__Do this__: Substitute "station-label" for "category-label" in the items from the start through the line containing "legend-swatch-member (872, 376, 894, 398)", leaving everything else unchanged. Return only those lines.

Spatial layout entries:
• • • •
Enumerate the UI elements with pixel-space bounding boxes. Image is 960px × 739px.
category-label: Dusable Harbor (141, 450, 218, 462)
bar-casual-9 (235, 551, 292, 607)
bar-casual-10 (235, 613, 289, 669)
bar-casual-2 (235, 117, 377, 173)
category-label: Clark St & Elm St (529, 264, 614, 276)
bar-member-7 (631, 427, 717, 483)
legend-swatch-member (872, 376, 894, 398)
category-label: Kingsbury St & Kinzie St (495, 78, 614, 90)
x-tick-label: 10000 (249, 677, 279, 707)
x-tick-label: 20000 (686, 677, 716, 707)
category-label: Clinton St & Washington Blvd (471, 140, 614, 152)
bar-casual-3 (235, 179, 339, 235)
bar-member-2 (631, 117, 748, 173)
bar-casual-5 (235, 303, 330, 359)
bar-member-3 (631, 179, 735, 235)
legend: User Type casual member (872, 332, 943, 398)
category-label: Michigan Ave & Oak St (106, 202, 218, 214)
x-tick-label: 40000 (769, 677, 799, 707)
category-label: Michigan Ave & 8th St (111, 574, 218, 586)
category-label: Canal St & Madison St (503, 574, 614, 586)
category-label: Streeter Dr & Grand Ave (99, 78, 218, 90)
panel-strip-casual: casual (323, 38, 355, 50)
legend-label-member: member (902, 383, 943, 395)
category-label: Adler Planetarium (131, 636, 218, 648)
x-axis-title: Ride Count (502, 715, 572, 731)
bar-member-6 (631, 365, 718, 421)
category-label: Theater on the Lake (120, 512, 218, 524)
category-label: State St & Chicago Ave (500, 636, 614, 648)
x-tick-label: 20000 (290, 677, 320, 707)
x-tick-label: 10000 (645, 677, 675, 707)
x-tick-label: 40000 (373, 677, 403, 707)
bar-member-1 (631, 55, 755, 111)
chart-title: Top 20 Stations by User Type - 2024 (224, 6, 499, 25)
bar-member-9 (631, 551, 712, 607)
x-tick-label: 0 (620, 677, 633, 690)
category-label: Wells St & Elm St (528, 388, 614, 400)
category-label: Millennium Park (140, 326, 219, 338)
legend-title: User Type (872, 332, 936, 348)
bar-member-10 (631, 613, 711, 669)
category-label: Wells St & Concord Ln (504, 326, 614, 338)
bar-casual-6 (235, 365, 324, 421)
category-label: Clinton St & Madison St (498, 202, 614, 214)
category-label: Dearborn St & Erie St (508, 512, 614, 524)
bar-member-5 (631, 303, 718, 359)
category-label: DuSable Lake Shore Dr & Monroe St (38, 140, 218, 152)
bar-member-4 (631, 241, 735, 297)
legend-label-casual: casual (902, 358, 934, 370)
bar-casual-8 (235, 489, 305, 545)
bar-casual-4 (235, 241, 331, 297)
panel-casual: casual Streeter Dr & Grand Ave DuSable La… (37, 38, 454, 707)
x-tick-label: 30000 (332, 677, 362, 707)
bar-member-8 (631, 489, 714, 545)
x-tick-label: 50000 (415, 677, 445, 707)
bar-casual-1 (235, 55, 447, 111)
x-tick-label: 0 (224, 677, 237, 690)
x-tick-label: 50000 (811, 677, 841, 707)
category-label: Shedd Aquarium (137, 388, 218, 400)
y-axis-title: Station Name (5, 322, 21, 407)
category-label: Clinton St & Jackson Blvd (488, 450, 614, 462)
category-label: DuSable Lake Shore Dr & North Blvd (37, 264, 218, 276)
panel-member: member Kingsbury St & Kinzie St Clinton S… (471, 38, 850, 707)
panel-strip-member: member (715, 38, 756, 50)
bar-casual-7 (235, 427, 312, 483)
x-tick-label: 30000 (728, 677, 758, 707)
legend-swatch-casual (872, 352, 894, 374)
• • • •
__Answer to the task__:
Enumerate the UI elements with pixel-space bounding boxes. Image is 960px × 739px.
station-label: Dusable Harbor (141, 450, 218, 462)
bar-casual-9 (235, 551, 292, 607)
bar-casual-10 (235, 613, 289, 669)
bar-casual-2 (235, 117, 377, 173)
station-label: Clark St & Elm St (529, 264, 614, 276)
bar-member-7 (631, 427, 717, 483)
legend-swatch-member (872, 376, 894, 398)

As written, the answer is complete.